▶ Brief
Say how many lines contain the word "Flux". Only the number should be given.

Provided entries start

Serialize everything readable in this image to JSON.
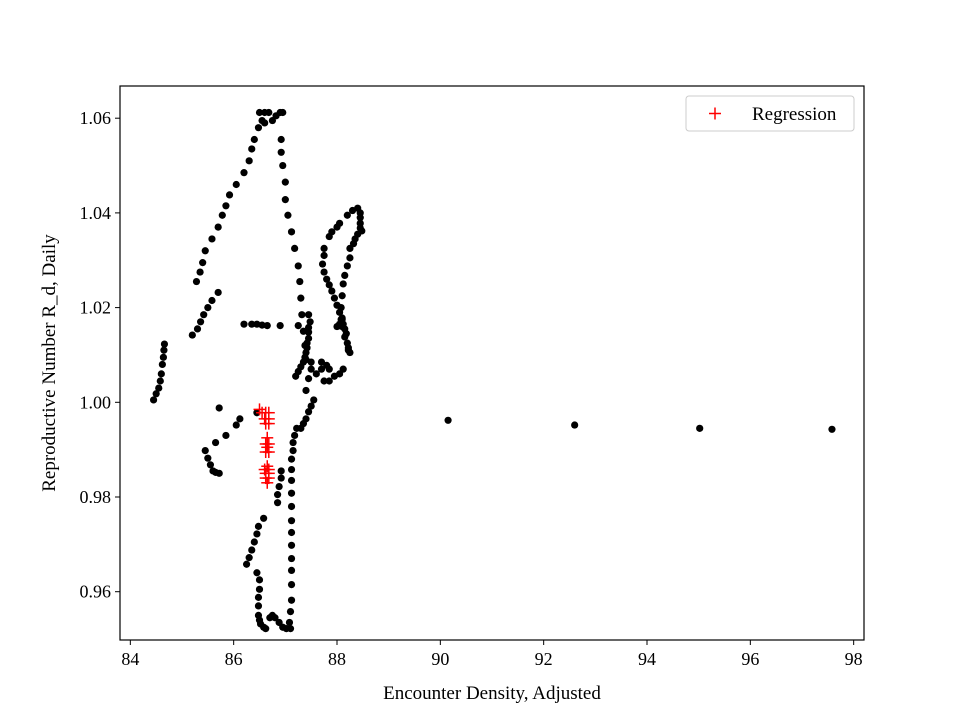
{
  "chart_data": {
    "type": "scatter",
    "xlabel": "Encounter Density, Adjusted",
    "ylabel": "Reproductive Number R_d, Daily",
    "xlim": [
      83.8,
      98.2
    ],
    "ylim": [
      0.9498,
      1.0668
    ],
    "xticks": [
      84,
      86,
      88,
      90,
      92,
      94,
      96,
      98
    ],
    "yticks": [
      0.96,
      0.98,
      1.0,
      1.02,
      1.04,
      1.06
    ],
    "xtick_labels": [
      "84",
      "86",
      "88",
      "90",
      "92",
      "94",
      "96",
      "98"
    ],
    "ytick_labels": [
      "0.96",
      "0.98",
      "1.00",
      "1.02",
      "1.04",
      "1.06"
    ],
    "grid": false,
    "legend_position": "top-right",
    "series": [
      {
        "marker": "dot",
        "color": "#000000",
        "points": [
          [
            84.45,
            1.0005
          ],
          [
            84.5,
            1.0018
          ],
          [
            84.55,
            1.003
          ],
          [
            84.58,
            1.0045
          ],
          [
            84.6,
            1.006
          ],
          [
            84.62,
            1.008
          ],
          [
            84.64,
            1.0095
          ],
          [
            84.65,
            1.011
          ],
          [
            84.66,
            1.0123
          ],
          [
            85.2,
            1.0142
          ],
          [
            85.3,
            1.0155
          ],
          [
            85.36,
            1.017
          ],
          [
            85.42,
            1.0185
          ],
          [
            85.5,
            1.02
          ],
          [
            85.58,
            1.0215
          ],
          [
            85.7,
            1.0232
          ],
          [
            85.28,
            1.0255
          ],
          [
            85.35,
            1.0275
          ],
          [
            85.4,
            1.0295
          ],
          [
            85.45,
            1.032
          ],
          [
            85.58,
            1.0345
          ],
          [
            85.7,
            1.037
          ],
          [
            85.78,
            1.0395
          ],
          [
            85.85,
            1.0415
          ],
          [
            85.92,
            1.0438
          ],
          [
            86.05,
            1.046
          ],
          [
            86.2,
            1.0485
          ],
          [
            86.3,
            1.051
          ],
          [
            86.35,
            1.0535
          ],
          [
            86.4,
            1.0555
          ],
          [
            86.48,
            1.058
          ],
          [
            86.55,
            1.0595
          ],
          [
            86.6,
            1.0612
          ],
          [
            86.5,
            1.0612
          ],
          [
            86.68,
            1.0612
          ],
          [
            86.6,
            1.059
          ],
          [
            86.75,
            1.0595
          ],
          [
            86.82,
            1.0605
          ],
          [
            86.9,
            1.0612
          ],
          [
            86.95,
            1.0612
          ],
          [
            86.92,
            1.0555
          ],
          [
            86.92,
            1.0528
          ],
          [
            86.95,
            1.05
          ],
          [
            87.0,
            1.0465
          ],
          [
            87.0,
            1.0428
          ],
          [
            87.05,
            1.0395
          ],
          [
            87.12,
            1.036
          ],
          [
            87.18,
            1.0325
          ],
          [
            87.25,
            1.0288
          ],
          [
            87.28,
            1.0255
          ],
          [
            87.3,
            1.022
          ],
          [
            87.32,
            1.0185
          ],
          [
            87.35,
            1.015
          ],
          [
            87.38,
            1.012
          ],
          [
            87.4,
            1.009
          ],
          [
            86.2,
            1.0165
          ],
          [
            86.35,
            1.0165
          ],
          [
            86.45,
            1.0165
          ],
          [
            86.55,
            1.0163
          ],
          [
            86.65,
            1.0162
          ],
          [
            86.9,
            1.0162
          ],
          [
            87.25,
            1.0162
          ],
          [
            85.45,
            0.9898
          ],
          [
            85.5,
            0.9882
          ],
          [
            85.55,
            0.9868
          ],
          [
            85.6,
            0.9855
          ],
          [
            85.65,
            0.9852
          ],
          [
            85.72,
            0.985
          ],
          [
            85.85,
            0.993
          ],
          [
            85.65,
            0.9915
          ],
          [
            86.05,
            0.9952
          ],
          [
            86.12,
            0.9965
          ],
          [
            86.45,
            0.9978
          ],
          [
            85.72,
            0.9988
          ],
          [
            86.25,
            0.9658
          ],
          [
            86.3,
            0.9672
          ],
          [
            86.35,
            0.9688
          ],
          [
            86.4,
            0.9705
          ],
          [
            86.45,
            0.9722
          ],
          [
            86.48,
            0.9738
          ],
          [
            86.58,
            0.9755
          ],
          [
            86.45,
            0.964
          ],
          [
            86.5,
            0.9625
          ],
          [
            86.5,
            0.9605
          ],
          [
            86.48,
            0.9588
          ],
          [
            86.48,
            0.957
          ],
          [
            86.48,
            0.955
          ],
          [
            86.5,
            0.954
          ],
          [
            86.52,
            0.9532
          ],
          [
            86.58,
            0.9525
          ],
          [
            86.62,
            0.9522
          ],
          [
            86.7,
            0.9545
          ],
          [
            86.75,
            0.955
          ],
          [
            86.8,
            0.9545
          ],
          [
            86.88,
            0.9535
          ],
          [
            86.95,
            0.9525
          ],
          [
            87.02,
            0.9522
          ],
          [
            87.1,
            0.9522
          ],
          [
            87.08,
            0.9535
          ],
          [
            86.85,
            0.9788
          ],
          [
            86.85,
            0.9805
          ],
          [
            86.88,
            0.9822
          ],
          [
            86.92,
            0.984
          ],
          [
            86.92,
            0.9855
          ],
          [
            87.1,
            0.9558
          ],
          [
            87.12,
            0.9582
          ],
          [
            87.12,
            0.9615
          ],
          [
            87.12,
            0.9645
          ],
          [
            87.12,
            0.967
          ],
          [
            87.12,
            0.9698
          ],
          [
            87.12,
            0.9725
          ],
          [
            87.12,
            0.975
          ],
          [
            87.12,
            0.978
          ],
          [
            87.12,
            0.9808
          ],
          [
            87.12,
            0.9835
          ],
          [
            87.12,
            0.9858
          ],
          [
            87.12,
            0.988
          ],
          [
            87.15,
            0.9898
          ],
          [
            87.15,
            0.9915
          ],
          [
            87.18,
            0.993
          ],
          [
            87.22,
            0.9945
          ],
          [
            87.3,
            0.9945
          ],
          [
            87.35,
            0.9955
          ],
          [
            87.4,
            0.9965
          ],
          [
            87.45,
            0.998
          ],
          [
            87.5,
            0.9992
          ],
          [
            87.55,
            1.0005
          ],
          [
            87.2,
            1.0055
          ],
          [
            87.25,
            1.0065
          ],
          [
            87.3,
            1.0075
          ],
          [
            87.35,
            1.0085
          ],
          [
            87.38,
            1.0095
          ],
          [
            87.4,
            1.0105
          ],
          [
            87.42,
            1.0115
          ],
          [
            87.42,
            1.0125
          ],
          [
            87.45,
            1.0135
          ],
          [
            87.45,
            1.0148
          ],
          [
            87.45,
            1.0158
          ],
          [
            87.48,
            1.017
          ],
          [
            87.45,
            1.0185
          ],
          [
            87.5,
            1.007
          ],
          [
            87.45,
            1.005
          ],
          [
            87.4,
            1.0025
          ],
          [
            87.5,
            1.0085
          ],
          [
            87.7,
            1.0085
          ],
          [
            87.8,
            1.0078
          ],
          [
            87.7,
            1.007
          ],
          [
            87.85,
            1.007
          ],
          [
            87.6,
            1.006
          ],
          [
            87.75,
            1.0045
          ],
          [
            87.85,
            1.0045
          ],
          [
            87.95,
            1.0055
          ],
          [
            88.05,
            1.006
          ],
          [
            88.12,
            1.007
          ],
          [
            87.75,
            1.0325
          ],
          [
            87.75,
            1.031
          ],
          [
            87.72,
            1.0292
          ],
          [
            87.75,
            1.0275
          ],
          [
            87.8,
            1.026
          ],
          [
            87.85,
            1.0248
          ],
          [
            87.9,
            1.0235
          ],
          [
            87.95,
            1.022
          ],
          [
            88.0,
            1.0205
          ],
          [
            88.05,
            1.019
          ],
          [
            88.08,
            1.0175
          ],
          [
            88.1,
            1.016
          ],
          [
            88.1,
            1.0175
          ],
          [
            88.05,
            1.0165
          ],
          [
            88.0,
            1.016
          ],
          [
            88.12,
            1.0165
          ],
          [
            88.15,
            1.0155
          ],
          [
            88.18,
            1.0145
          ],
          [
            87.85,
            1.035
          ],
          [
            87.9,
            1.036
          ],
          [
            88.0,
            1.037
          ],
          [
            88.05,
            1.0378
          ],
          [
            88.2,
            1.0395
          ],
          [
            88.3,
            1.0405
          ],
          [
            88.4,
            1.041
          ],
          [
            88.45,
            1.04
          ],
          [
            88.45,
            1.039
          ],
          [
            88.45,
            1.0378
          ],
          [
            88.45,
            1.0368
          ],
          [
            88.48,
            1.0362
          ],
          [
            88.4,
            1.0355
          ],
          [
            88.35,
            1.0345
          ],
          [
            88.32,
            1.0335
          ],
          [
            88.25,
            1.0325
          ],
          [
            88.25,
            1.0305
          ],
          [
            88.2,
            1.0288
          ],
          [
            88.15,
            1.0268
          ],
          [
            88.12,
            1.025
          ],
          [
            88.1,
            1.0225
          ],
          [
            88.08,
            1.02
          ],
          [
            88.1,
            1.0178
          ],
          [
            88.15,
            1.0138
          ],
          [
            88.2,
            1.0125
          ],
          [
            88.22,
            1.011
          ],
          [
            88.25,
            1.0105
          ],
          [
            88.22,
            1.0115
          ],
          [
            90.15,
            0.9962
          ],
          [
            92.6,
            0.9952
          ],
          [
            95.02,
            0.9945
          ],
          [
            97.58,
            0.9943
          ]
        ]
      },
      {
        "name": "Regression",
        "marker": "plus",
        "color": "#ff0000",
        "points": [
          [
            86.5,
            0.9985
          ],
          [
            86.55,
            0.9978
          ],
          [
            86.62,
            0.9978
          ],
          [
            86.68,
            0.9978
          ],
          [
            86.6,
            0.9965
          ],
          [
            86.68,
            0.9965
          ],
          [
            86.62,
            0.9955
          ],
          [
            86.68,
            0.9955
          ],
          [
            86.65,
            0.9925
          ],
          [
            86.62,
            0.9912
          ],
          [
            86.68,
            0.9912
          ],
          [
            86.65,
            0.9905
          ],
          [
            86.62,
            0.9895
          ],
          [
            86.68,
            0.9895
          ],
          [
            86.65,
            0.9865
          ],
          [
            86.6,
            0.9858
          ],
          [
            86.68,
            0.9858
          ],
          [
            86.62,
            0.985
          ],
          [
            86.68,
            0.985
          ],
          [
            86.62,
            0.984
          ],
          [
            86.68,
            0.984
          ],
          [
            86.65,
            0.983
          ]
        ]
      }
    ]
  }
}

Provided entries end
Provided entries start

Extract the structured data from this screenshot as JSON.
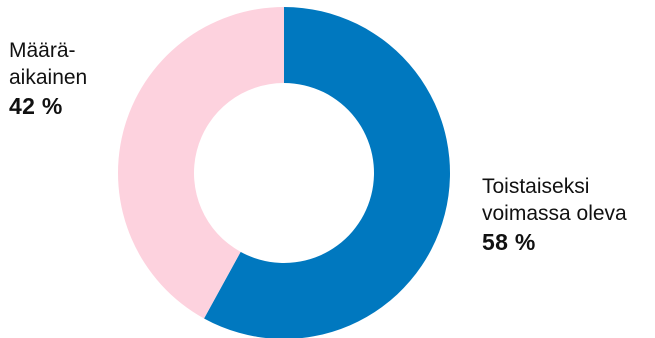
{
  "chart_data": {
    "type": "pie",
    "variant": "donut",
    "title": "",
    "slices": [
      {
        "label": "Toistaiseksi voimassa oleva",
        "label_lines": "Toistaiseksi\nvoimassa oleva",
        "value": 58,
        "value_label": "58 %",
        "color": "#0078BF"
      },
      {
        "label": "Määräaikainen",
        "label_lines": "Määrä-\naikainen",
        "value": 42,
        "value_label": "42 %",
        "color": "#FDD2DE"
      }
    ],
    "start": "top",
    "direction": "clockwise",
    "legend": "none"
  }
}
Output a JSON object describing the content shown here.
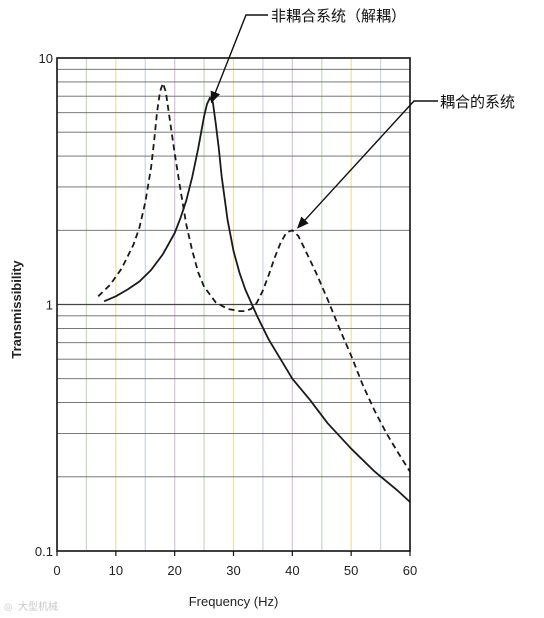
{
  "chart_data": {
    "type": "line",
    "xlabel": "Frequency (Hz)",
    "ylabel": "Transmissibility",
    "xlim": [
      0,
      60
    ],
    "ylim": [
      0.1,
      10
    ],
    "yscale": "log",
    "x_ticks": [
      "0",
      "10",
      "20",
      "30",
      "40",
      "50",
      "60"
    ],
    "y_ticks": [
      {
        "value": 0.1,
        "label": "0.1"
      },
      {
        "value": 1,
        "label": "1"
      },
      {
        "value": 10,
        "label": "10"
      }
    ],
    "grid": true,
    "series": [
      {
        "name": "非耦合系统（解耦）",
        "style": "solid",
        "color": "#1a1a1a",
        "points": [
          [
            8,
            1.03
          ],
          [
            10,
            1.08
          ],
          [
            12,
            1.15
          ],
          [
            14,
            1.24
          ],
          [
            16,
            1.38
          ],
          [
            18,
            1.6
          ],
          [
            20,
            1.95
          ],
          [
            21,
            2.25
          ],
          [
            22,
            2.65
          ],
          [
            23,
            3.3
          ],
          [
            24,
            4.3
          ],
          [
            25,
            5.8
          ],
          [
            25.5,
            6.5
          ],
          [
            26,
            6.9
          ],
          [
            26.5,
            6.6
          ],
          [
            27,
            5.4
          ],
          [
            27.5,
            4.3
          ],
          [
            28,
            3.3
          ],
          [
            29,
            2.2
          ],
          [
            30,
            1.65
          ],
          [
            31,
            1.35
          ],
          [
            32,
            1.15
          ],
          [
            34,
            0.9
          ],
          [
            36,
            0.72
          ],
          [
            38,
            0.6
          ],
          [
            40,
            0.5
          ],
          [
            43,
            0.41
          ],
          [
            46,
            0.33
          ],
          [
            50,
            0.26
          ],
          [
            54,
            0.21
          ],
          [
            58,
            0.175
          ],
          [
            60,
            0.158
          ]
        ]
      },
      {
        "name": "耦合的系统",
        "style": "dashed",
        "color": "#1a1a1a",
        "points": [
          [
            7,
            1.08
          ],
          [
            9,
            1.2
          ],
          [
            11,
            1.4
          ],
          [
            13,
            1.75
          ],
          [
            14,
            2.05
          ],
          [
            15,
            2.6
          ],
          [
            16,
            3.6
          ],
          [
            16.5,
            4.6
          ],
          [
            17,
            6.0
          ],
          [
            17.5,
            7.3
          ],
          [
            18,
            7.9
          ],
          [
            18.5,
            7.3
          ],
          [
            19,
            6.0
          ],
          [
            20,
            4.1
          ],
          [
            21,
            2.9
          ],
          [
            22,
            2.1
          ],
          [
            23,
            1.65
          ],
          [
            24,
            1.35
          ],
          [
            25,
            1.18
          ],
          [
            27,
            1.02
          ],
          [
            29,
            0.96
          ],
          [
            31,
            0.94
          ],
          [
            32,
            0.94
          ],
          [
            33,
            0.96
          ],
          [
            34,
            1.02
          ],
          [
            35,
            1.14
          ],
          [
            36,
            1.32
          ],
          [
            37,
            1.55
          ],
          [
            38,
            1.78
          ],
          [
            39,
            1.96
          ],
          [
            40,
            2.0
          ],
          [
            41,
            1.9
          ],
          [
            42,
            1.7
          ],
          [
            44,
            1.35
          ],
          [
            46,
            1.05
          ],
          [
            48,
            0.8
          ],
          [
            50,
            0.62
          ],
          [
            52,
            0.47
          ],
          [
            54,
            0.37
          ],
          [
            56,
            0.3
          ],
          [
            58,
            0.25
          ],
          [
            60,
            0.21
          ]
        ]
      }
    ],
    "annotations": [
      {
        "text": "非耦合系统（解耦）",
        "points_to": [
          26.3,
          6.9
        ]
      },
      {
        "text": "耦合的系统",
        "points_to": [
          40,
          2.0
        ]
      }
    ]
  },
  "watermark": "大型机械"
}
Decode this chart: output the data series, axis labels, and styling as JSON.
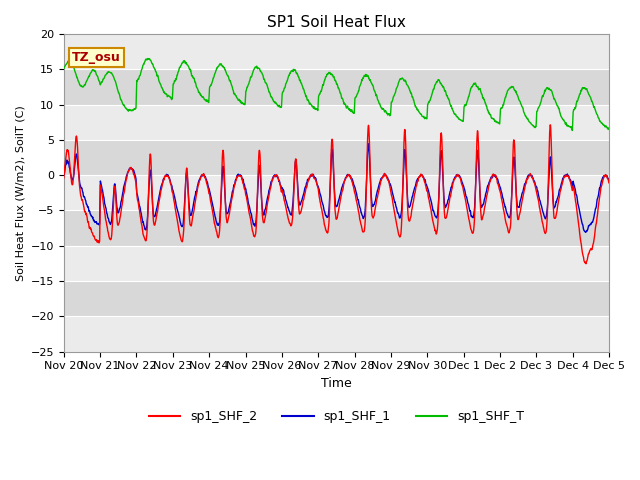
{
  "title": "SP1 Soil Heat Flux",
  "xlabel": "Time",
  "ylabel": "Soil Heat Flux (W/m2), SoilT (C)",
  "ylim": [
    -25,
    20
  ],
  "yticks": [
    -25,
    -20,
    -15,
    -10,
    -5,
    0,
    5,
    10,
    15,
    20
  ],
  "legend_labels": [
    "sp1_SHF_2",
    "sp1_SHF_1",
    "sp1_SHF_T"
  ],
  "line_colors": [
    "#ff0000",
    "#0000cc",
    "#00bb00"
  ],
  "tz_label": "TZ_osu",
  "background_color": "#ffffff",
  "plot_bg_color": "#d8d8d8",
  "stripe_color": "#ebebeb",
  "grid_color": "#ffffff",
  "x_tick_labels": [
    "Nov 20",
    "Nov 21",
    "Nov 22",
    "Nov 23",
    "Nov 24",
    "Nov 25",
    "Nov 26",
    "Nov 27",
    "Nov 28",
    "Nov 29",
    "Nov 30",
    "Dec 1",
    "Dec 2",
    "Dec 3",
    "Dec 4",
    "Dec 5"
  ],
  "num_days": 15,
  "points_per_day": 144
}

Provided entries end

▶ Final result
2